Complete the following =>
• 1. List every Python import statement that appears in the PDF text extraction notebook.
• 2. Answer these questions from the PDF text extraction notebook:
(a) What value is given for the method argument in the call to textract.process?
(b) Why is 1 added to page.number when each MP3 file is named?
(c) What had not yet come through for the iSpeech API?
>> Start Source passage
## Extracting text from `pdf`s and other files

The [`textract` Python package](https://textract.readthedocs.io/en/latest/python_package.html#python-package) is, apparently, a good way of getting texts out of `.pdf` files. Let us play around with it here:

In [3]:
saved_api_key = "YOUR GOOGLE TTS KEY"

In [2]:
import textract

ModuleNotFoundError: No module named 'textract'

Here, we will experiment with a simple file, with no images and almost entirely text. You can check out the file, and if you're a fan of algebra and rings, try the questions(!)

In [None]:
rings_file = textract.process("ram_questions.pdf", method='pdfminer', encoding='utf8')
print(rings_file)

Of course, it is always worth checking how in date a post is, as the above is unreadable (and nothing like what the output should look like!) Back to searching, PyMuPDF has been suggested, let's see if that is any better:

In [None]:
import fitz
doc_mr = fitz.open("ram_questions.pdf")
for page in doc_mr:
    print(page.get_text())

Yes, that's much better, and what I was looking for. Now, we can then use this to grab the text from a `.pdf`, and use it for whatever we need to. The [documentation is here](https://pymupdf.readthedocs.io/en/latest/index.html), in particular note the [`Page.get_text()` method](https://pymupdf.readthedocs.io/en/latest/page.html#Page.get_text).

In [None]:
import requests

In [None]:
doc_mr[0].get_text() # note that the pages objects are zero based, unlike the "natural" page numbering

In [None]:
print(doc_mr[0].get_text())

In [None]:
type(doc_mr[0].get_text())

Now, I'm trying to work with the [iSpeech API](https://www.ispeech.org/), but the email verification hasn't come through yet. Ah, well...

The [Python `gtts` package](https://pypi.org/project/gTTS/) allows you to convert text locally, which is quite convenient as I do not particularly find any of the online versions satisfactory for some reason or another (and I would really not like to spend cash on an API that I do not intend on using long term).

In [None]:
from gtts import gTTS
for page in doc_mr:
    output = gTTS(text = page.get_text(), lang = 'en', slow = False)
    output.save(f"ram_questions_page{page.number + 1}.mp3") # again recall the pages start counting from zero, so add 1 to get correct numbering 

Great, but note that here we are saving the pages one by one. Is there a way to create one single file?
>> End Source passage
>> Start Excerpted data
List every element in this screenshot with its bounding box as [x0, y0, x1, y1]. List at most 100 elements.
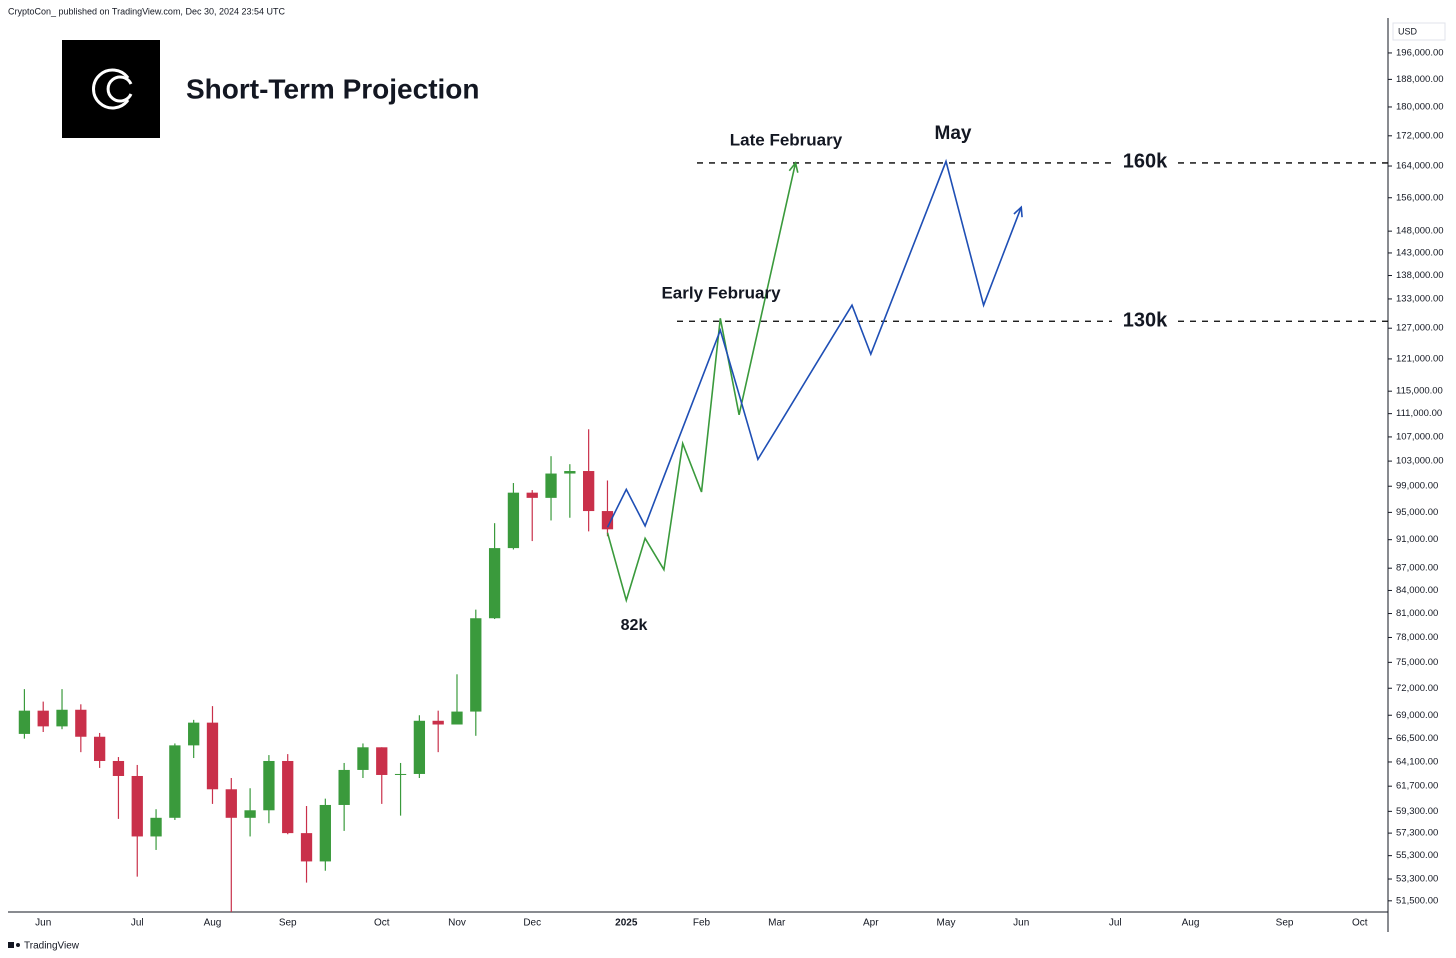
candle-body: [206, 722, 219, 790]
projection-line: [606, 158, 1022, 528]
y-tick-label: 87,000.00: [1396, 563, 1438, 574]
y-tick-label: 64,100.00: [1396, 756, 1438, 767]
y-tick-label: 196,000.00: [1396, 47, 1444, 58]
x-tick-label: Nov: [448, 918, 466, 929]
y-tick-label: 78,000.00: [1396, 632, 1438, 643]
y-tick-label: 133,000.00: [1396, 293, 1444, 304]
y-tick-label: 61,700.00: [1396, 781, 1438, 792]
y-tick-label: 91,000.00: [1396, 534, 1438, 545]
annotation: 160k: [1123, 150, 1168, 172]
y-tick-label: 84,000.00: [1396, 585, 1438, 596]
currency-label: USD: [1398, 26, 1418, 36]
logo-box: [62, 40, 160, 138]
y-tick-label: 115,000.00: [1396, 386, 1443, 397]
>> End Excerpted data
Completed exercise =>
• 1.
- import textract
- import fitz
- import requests
- from gtts import gTTS

• 2.
(a) 'pdfminer'
(b) The pages start counting from zero, so adding 1 gives the correct numbering.
(c) The email verification.